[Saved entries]
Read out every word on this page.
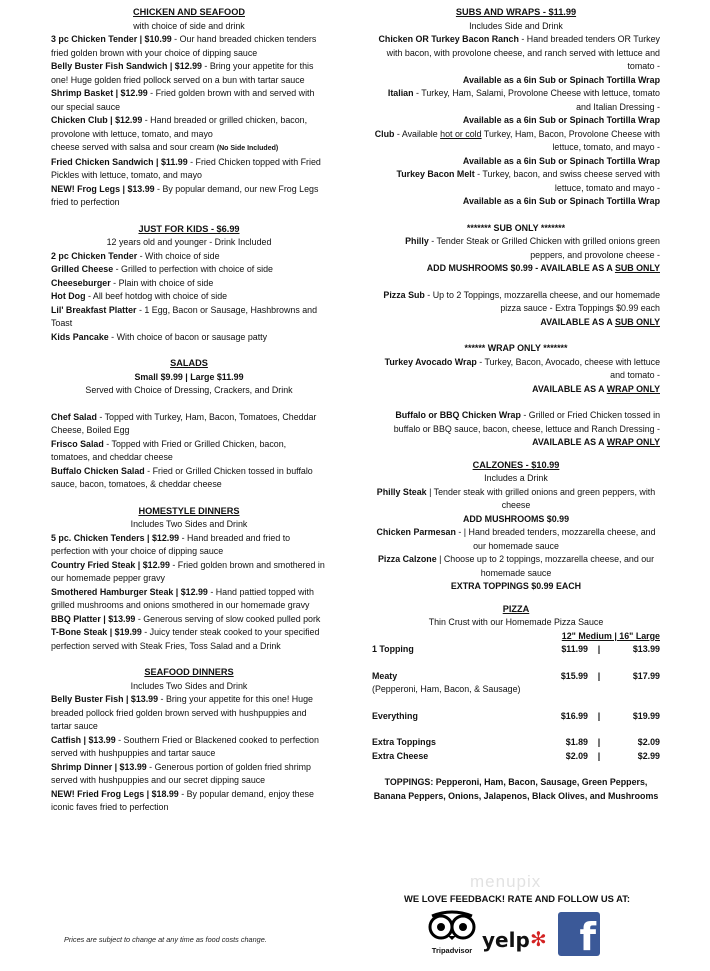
CHICKEN AND SEAFOOD

with choice of side and drink

3 pc Chicken Tender | $10.99 - Our hand breaded chicken tenders fried golden brown with your choice of dipping sauce

Belly Buster Fish Sandwich | $12.99 - Bring your appetite for this one! Huge golden fried pollock served on a bun with tartar sauce

Shrimp Basket | $12.99 - Fried golden brown with and served with our special sauce

Chicken Club | $12.99 - Hand breaded or grilled chicken, bacon, provolone with lettuce, tomato, and mayo

cheese served with salsa and sour cream (No Side Included)

Fried Chicken Sandwich | $11.99 - Fried Chicken topped with Fried Pickles with lettuce, tomato, and mayo

NEW! Frog Legs | $13.99 - By popular demand, our new Frog Legs fried to perfection

JUST FOR KIDS - $6.99

12 years old and younger - Drink Included

2 pc Chicken Tender - With choice of side

Grilled Cheese - Grilled to perfection with choice of side

Cheeseburger - Plain with choice of side

Hot Dog - All beef hotdog with choice of side

Lil' Breakfast Platter - 1 Egg, Bacon or Sausage, Hashbrowns and Toast

Kids Pancake - With choice of bacon or sausage patty

SALADS

Small $9.99 | Large $11.99

Served with Choice of Dressing, Crackers, and Drink

Chef Salad - Topped with Turkey, Ham, Bacon, Tomatoes, Cheddar Cheese, Boiled Egg

Frisco Salad - Topped with Fried or Grilled Chicken, bacon, tomatoes, and cheddar cheese

Buffalo Chicken Salad - Fried or Grilled Chicken tossed in buffalo sauce, bacon, tomatoes, & cheddar cheese

HOMESTYLE DINNERS

Includes Two Sides and Drink

5 pc. Chicken Tenders | $12.99 - Hand breaded and fried to perfection with your choice of dipping sauce

Country Fried Steak | $12.99 - Fried golden brown and smothered in our homemade pepper gravy

Smothered Hamburger Steak | $12.99 - Hand pattied topped with grilled mushrooms and onions smothered in our homemade gravy

BBQ Platter | $13.99 - Generous serving of slow cooked pulled pork

T-Bone Steak | $19.99 - Juicy tender steak cooked to your specified perfection served with Steak Fries, Toss Salad and a Drink

SEAFOOD DINNERS

Includes Two Sides and Drink

Belly Buster Fish | $13.99 - Bring your appetite for this one! Huge breaded pollock fried golden brown served with hushpuppies and tartar sauce

Catfish | $13.99 - Southern Fried or Blackened cooked to perfection served with hushpuppies and tartar sauce

Shrimp Dinner | $13.99 - Generous portion of golden fried shrimp served with hushpuppies and our secret dipping sauce

NEW! Fried Frog Legs | $18.99 - By popular demand, enjoy these iconic faves fried to perfection

SUBS AND WRAPS - $11.99

Includes Side and Drink

Chicken OR Turkey Bacon Ranch - Hand breaded tenders OR Turkey with bacon, with provolone cheese, and ranch served with lettuce and tomato -

Available as a 6in Sub or Spinach Tortilla Wrap

Italian - Turkey, Ham, Salami, Provolone Cheese with lettuce, tomato and Italian Dressing -

Available as a 6in Sub or Spinach Tortilla Wrap

Club - Available hot or cold Turkey, Ham, Bacon, Provolone Cheese with lettuce, tomato, and mayo -

Available as a 6in Sub or Spinach Tortilla Wrap

Turkey Bacon Melt - Turkey, bacon, and swiss cheese served with lettuce, tomato and mayo -

Available as a 6in Sub or Spinach Tortilla Wrap

******* SUB ONLY *******

Philly - Tender Steak or Grilled Chicken with grilled onions green peppers, and provolone cheese -

ADD MUSHROOMS $0.99 - AVAILABLE AS A SUB ONLY

Pizza Sub - Up to 2 Toppings, mozzarella cheese, and our homemade pizza sauce - Extra Toppings $0.99 each

AVAILABLE AS A SUB ONLY

****** WRAP ONLY *******

Turkey Avocado Wrap - Turkey, Bacon, Avocado, cheese with lettuce and tomato -

AVAILABLE AS A WRAP ONLY

Buffalo or BBQ Chicken Wrap - Grilled or Fried Chicken tossed in buffalo or BBQ sauce, bacon, cheese, lettuce and Ranch Dressing -

AVAILABLE AS A WRAP ONLY

CALZONES - $10.99

Includes a Drink

Philly Steak | Tender steak with grilled onions and green peppers, with cheese

ADD MUSHROOMS $0.99

Chicken Parmesan - | Hand breaded tenders, mozzarella cheese, and our homemade sauce

Pizza Calzone | Choose up to 2 toppings, mozzarella cheese, and our homemade sauce

EXTRA TOPPINGS $0.99 EACH

PIZZA

Thin Crust with our Homemade Pizza Sauce

12" Medium | 16" Large

1 Topping	$11.99	|	$13.99
Meaty	$15.99	|	$17.99

(Pepperoni, Ham, Bacon, & Sausage)

Everything	$16.99	|	$19.99
Extra Toppings	$1.89	|	$2.09
Extra Cheese	$2.09	|	$2.99

TOPPINGS: Pepperoni, Ham, Bacon, Sausage, Green Peppers, Banana Peppers, Onions, Jalapenos, Black Olives, and Mushrooms

menupix
WE LOVE FEEDBACK! RATE AND FOLLOW US AT:
Tripadvisor yelp ✻ f
Prices are subject to change at any time as food costs change.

→ **AIM**: Collect every line above that contains the word "Dressing".

→ **FINISHED ANSWER**:
Served with Choice of Dressing, Crackers, and Drink
Italian - Turkey, Ham, Salami, Provolone Cheese with lettuce, tomato and Italian Dressing -
Buffalo or BBQ Chicken Wrap - Grilled or Fried Chicken tossed in buffalo or BBQ sauce, bacon, cheese, lettuce and Ranch Dressing -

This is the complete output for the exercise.